**Task data**.

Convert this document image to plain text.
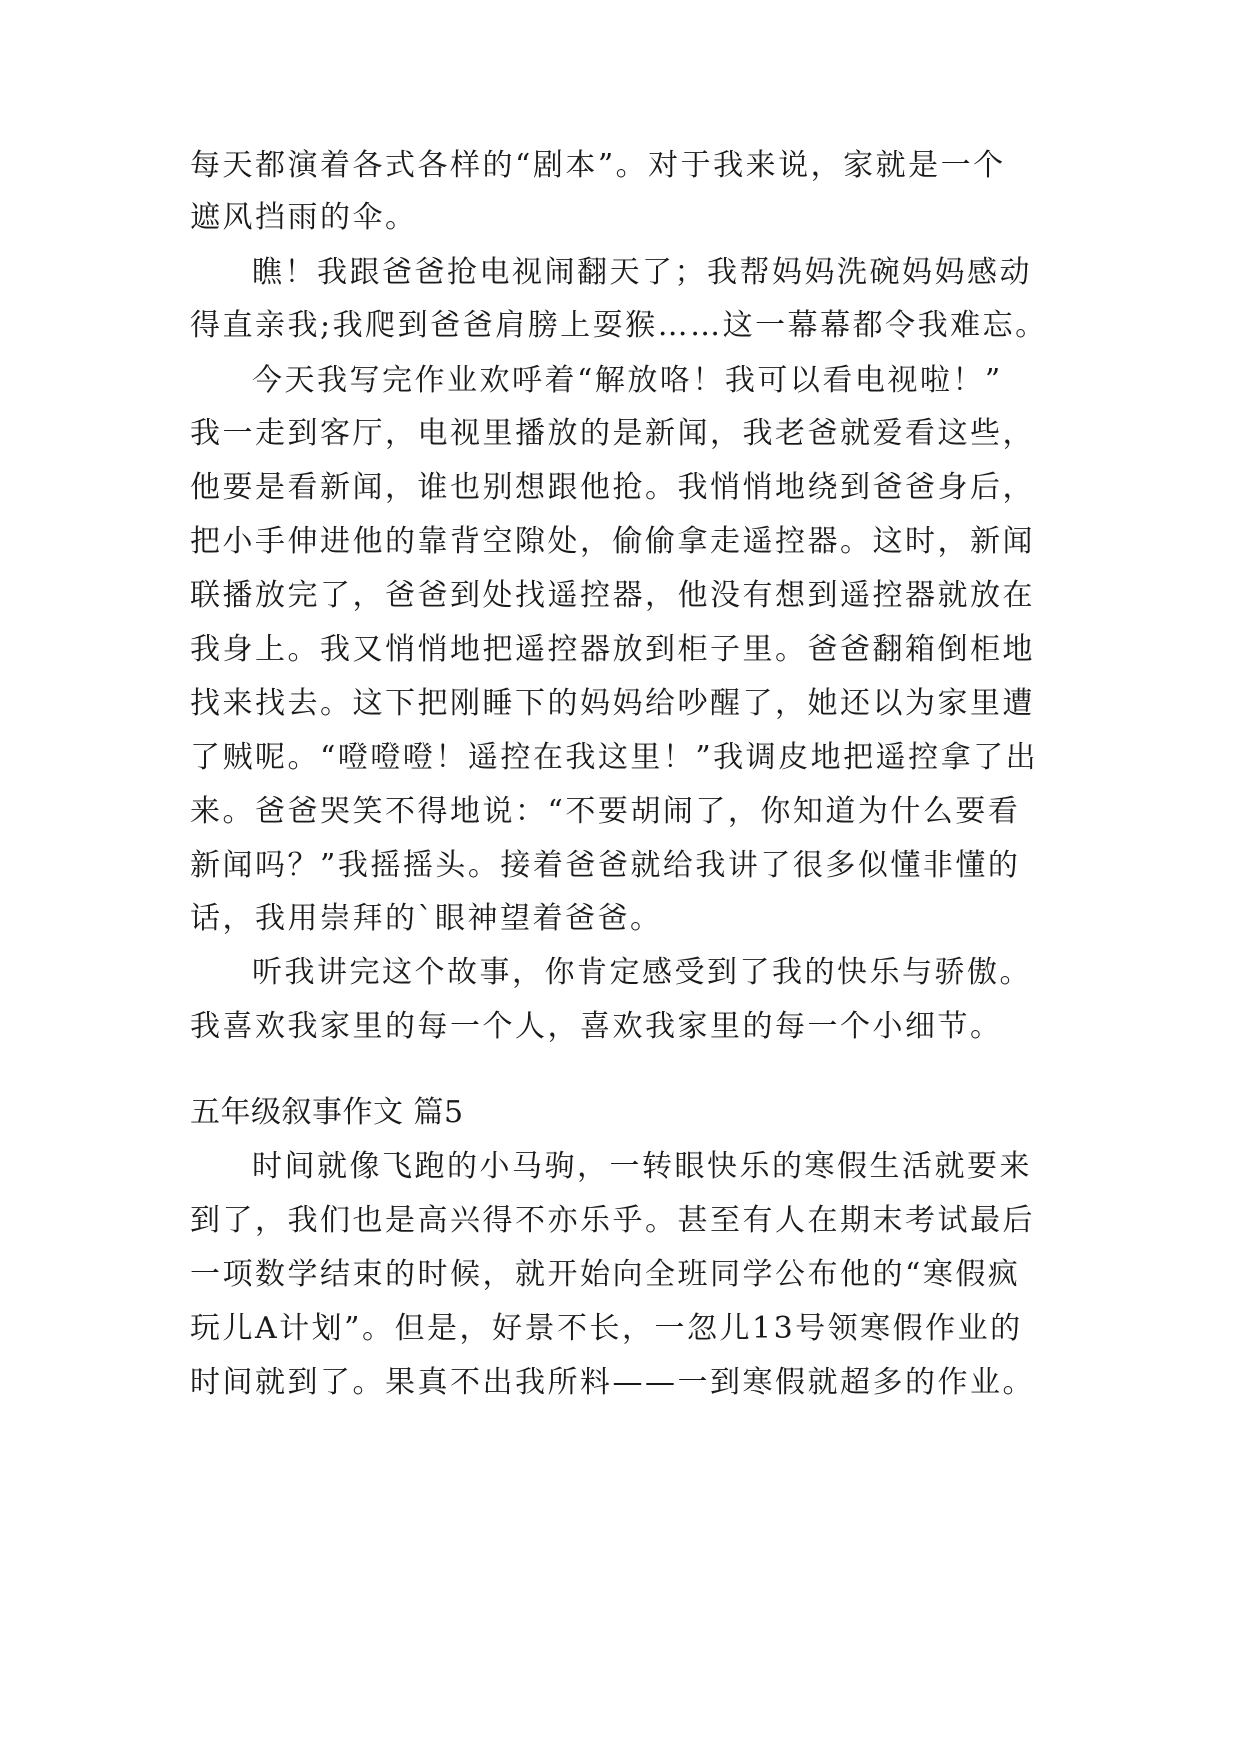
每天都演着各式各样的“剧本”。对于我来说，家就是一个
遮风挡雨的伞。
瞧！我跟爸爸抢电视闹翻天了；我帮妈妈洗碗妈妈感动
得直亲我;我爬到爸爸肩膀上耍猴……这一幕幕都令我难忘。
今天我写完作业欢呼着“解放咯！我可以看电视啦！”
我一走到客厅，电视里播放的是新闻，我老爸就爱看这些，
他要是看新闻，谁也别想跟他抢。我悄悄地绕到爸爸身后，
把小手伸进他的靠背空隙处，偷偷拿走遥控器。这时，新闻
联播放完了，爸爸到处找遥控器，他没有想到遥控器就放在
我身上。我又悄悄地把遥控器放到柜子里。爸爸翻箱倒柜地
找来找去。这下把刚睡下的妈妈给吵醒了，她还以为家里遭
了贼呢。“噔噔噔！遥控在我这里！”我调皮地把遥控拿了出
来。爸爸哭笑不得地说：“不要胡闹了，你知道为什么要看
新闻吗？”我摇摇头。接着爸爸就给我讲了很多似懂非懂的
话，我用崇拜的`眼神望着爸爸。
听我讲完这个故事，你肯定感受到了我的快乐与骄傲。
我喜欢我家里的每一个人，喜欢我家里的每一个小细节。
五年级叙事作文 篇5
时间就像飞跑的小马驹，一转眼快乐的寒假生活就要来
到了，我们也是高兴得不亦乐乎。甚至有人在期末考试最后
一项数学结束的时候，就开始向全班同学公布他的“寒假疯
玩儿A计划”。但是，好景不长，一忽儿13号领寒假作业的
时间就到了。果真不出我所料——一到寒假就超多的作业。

**Task goal**.
Take the entries shown above and quote them verbatim, passing over the pictures.

**Response below**.
Convert this document image to plain text.
每天都演着各式各样的“剧本”。对于我来说，家就是一个
遮风挡雨的伞。
瞧！我跟爸爸抢电视闹翻天了；我帮妈妈洗碗妈妈感动
得直亲我;我爬到爸爸肩膀上耍猴……这一幕幕都令我难忘。
今天我写完作业欢呼着“解放咯！我可以看电视啦！”
我一走到客厅，电视里播放的是新闻，我老爸就爱看这些，
他要是看新闻，谁也别想跟他抢。我悄悄地绕到爸爸身后，
把小手伸进他的靠背空隙处，偷偷拿走遥控器。这时，新闻
联播放完了，爸爸到处找遥控器，他没有想到遥控器就放在
我身上。我又悄悄地把遥控器放到柜子里。爸爸翻箱倒柜地
找来找去。这下把刚睡下的妈妈给吵醒了，她还以为家里遭
了贼呢。“噔噔噔！遥控在我这里！”我调皮地把遥控拿了出
来。爸爸哭笑不得地说：“不要胡闹了，你知道为什么要看
新闻吗？”我摇摇头。接着爸爸就给我讲了很多似懂非懂的
话，我用崇拜的`眼神望着爸爸。
听我讲完这个故事，你肯定感受到了我的快乐与骄傲。
我喜欢我家里的每一个人，喜欢我家里的每一个小细节。
五年级叙事作文 篇5
时间就像飞跑的小马驹，一转眼快乐的寒假生活就要来
到了，我们也是高兴得不亦乐乎。甚至有人在期末考试最后
一项数学结束的时候，就开始向全班同学公布他的“寒假疯
玩儿A计划”。但是，好景不长，一忽儿13号领寒假作业的
时间就到了。果真不出我所料——一到寒假就超多的作业。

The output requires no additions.